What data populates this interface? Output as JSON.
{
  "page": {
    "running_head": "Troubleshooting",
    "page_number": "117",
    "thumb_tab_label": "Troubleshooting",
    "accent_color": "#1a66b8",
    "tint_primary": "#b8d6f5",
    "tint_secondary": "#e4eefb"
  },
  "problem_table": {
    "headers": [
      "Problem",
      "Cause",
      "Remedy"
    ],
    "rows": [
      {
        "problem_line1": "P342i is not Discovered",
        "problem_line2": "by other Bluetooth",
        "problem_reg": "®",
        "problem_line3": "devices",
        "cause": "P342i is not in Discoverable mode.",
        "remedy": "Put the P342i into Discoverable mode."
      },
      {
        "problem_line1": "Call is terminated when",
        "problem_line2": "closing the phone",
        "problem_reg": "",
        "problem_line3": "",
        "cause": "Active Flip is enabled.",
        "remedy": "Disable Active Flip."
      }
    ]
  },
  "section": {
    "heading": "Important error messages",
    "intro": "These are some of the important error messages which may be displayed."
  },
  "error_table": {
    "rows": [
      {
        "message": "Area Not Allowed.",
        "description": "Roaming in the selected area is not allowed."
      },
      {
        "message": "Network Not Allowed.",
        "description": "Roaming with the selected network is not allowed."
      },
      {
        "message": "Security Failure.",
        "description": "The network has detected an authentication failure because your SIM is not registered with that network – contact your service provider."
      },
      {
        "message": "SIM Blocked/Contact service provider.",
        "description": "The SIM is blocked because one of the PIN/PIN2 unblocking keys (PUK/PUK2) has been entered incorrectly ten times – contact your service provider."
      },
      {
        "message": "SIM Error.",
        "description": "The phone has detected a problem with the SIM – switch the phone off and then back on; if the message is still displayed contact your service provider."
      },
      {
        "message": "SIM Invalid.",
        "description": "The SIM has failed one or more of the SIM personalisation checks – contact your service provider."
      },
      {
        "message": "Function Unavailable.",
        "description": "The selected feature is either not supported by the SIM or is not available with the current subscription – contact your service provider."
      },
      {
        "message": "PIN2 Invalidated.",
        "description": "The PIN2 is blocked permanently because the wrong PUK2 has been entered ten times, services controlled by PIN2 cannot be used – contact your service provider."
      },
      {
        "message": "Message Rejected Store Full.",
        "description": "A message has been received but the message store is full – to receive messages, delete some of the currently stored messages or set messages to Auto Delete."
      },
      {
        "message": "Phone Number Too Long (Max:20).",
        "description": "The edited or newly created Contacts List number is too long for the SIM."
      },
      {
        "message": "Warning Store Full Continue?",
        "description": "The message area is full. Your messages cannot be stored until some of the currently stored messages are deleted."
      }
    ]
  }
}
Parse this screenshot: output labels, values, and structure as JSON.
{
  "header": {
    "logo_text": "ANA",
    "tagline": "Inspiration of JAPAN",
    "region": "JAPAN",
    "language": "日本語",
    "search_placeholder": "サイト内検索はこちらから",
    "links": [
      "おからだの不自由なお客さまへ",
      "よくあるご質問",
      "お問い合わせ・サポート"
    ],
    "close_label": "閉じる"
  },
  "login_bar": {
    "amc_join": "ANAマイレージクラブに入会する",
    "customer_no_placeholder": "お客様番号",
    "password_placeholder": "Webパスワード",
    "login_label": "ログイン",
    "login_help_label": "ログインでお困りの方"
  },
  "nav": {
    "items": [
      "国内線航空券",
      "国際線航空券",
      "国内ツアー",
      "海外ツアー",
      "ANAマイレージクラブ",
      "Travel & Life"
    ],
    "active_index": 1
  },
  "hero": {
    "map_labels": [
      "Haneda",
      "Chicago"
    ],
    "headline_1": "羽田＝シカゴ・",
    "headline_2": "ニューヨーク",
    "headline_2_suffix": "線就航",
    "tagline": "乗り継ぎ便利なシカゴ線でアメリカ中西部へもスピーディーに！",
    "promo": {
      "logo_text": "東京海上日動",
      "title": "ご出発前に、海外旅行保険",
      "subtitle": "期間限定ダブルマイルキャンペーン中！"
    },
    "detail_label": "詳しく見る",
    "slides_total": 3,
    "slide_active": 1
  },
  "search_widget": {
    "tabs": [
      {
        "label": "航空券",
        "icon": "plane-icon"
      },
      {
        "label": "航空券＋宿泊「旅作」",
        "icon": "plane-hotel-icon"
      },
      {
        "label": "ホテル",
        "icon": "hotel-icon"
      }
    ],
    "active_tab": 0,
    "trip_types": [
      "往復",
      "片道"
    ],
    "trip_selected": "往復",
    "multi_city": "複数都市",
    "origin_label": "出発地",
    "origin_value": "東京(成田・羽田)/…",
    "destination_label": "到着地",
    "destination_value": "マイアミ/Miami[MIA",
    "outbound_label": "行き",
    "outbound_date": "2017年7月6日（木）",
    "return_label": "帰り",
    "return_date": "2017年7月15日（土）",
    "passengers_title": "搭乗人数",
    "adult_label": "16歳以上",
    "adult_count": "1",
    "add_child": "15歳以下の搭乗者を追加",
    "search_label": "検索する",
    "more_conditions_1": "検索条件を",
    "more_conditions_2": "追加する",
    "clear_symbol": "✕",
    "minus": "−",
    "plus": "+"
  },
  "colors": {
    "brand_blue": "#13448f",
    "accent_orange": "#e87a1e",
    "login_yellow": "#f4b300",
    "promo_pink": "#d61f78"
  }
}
-=-=-=-=-
Problem to work on: Provide an exact reproduction of all the entries shown above.

Written response:
What data populates this interface? Output as JSON.
{
  "page": {
    "running_head": "Troubleshooting",
    "page_number": "117",
    "thumb_tab_label": "Troubleshooting",
    "accent_color": "#1a66b8",
    "tint_primary": "#b8d6f5",
    "tint_secondary": "#e4eefb"
  },
  "problem_table": {
    "headers": [
      "Problem",
      "Cause",
      "Remedy"
    ],
    "rows": [
      {
        "problem_line1": "P342i is not Discovered",
        "problem_line2": "by other Bluetooth",
        "problem_reg": "®",
        "problem_line3": "devices",
        "cause": "P342i is not in Discoverable mode.",
        "remedy": "Put the P342i into Discoverable mode."
      },
      {
        "problem_line1": "Call is terminated when",
        "problem_line2": "closing the phone",
        "problem_reg": "",
        "problem_line3": "",
        "cause": "Active Flip is enabled.",
        "remedy": "Disable Active Flip."
      }
    ]
  },
  "section": {
    "heading": "Important error messages",
    "intro": "These are some of the important error messages which may be displayed."
  },
  "error_table": {
    "rows": [
      {
        "message": "Area Not Allowed.",
        "description": "Roaming in the selected area is not allowed."
      },
      {
        "message": "Network Not Allowed.",
        "description": "Roaming with the selected network is not allowed."
      },
      {
        "message": "Security Failure.",
        "description": "The network has detected an authentication failure because your SIM is not registered with that network – contact your service provider."
      },
      {
        "message": "SIM Blocked/Contact service provider.",
        "description": "The SIM is blocked because one of the PIN/PIN2 unblocking keys (PUK/PUK2) has been entered incorrectly ten times – contact your service provider."
      },
      {
        "message": "SIM Error.",
        "description": "The phone has detected a problem with the SIM – switch the phone off and then back on; if the message is still displayed contact your service provider."
      },
      {
        "message": "SIM Invalid.",
        "description": "The SIM has failed one or more of the SIM personalisation checks – contact your service provider."
      },
      {
        "message": "Function Unavailable.",
        "description": "The selected feature is either not supported by the SIM or is not available with the current subscription – contact your service provider."
      },
      {
        "message": "PIN2 Invalidated.",
        "description": "The PIN2 is blocked permanently because the wrong PUK2 has been entered ten times, services controlled by PIN2 cannot be used – contact your service provider."
      },
      {
        "message": "Message Rejected Store Full.",
        "description": "A message has been received but the message store is full – to receive messages, delete some of the currently stored messages or set messages to Auto Delete."
      },
      {
        "message": "Phone Number Too Long (Max:20).",
        "description": "The edited or newly created Contacts List number is too long for the SIM."
      },
      {
        "message": "Warning Store Full Continue?",
        "description": "The message area is full. Your messages cannot be stored until some of the currently stored messages are deleted."
      }
    ]
  }
}
Parse this screenshot: output labels, values, and structure as JSON.
{
  "header": {
    "logo_text": "ANA",
    "tagline": "Inspiration of JAPAN",
    "region": "JAPAN",
    "language": "日本語",
    "search_placeholder": "サイト内検索はこちらから",
    "links": [
      "おからだの不自由なお客さまへ",
      "よくあるご質問",
      "お問い合わせ・サポート"
    ],
    "close_label": "閉じる"
  },
  "login_bar": {
    "amc_join": "ANAマイレージクラブに入会する",
    "customer_no_placeholder": "お客様番号",
    "password_placeholder": "Webパスワード",
    "login_label": "ログイン",
    "login_help_label": "ログインでお困りの方"
  },
  "nav": {
    "items": [
      "国内線航空券",
      "国際線航空券",
      "国内ツアー",
      "海外ツアー",
      "ANAマイレージクラブ",
      "Travel & Life"
    ],
    "active_index": 1
  },
  "hero": {
    "map_labels": [
      "Haneda",
      "Chicago"
    ],
    "headline_1": "羽田＝シカゴ・",
    "headline_2": "ニューヨーク",
    "headline_2_suffix": "線就航",
    "tagline": "乗り継ぎ便利なシカゴ線でアメリカ中西部へもスピーディーに！",
    "promo": {
      "logo_text": "東京海上日動",
      "title": "ご出発前に、海外旅行保険",
      "subtitle": "期間限定ダブルマイルキャンペーン中！"
    },
    "detail_label": "詳しく見る",
    "slides_total": 3,
    "slide_active": 1
  },
  "search_widget": {
    "tabs": [
      {
        "label": "航空券",
        "icon": "plane-icon"
      },
      {
        "label": "航空券＋宿泊「旅作」",
        "icon": "plane-hotel-icon"
      },
      {
        "label": "ホテル",
        "icon": "hotel-icon"
      }
    ],
    "active_tab": 0,
    "trip_types": [
      "往復",
      "片道"
    ],
    "trip_selected": "往復",
    "multi_city": "複数都市",
    "origin_label": "出発地",
    "origin_value": "東京(成田・羽田)/…",
    "destination_label": "到着地",
    "destination_value": "マイアミ/Miami[MIA",
    "outbound_label": "行き",
    "outbound_date": "2017年7月6日（木）",
    "return_label": "帰り",
    "return_date": "2017年7月15日（土）",
    "passengers_title": "搭乗人数",
    "adult_label": "16歳以上",
    "adult_count": "1",
    "add_child": "15歳以下の搭乗者を追加",
    "search_label": "検索する",
    "more_conditions_1": "検索条件を",
    "more_conditions_2": "追加する",
    "clear_symbol": "✕",
    "minus": "−",
    "plus": "+"
  },
  "colors": {
    "brand_blue": "#13448f",
    "accent_orange": "#e87a1e",
    "login_yellow": "#f4b300",
    "promo_pink": "#d61f78"
  }
}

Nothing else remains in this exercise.